■ **Work to complete**
Find the lines with "document" in them and copy them out.

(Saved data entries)
______________________________

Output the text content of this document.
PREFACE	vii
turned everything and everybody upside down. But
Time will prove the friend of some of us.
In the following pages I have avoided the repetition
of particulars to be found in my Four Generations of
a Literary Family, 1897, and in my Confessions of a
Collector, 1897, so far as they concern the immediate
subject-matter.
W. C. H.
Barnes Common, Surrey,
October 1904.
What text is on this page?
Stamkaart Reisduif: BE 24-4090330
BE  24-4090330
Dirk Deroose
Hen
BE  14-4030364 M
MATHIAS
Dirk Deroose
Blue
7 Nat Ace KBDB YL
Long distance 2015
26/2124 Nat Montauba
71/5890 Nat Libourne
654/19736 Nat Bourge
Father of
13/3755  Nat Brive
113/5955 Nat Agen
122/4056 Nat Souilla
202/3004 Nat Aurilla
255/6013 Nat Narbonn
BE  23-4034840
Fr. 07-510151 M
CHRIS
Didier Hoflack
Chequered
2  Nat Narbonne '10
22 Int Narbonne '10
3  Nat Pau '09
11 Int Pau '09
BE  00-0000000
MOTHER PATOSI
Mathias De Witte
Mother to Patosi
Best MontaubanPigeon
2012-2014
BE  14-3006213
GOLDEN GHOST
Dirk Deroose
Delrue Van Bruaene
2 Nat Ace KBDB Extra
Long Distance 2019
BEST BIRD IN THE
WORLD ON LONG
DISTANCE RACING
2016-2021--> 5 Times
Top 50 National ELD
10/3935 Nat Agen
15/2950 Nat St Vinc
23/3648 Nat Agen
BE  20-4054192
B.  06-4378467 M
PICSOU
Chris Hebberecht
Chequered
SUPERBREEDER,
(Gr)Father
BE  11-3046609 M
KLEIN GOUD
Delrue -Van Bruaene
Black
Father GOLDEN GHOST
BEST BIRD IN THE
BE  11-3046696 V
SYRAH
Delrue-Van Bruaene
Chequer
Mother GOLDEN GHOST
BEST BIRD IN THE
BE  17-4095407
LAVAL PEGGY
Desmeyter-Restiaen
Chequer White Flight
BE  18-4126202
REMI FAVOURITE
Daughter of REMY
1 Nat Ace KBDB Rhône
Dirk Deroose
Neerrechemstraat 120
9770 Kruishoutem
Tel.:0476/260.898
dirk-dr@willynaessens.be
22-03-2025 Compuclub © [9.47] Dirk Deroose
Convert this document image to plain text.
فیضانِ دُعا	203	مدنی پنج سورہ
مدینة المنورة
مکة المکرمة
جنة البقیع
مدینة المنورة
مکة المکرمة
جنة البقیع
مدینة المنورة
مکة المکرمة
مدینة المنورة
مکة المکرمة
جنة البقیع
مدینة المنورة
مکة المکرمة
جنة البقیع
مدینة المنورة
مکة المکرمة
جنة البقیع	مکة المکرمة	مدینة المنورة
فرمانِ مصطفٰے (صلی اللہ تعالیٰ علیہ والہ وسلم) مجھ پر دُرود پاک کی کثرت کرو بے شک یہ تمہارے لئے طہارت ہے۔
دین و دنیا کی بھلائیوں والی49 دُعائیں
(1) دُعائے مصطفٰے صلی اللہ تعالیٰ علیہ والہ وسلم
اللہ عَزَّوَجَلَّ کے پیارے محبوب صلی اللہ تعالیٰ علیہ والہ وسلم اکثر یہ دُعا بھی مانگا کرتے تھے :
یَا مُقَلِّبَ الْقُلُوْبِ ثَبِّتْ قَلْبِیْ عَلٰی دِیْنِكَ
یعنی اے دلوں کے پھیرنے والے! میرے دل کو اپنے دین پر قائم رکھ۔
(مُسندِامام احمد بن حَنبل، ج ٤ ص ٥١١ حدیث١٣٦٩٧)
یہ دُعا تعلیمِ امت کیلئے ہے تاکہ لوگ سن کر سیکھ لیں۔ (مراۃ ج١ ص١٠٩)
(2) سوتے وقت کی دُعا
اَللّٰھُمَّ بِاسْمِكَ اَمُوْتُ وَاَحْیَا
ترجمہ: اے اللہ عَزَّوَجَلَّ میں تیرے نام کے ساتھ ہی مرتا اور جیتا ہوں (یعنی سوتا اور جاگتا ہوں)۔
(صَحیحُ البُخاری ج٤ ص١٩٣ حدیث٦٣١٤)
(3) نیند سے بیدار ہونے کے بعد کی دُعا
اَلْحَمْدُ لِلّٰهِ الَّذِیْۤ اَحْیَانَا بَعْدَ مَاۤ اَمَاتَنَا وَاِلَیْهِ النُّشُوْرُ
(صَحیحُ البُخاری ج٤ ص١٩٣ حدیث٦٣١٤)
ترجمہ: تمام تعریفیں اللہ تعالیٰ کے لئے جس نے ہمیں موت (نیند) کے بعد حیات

______________________________

■ **Answer to this task**
Output the text content of this document.
Convert this document image to plain text.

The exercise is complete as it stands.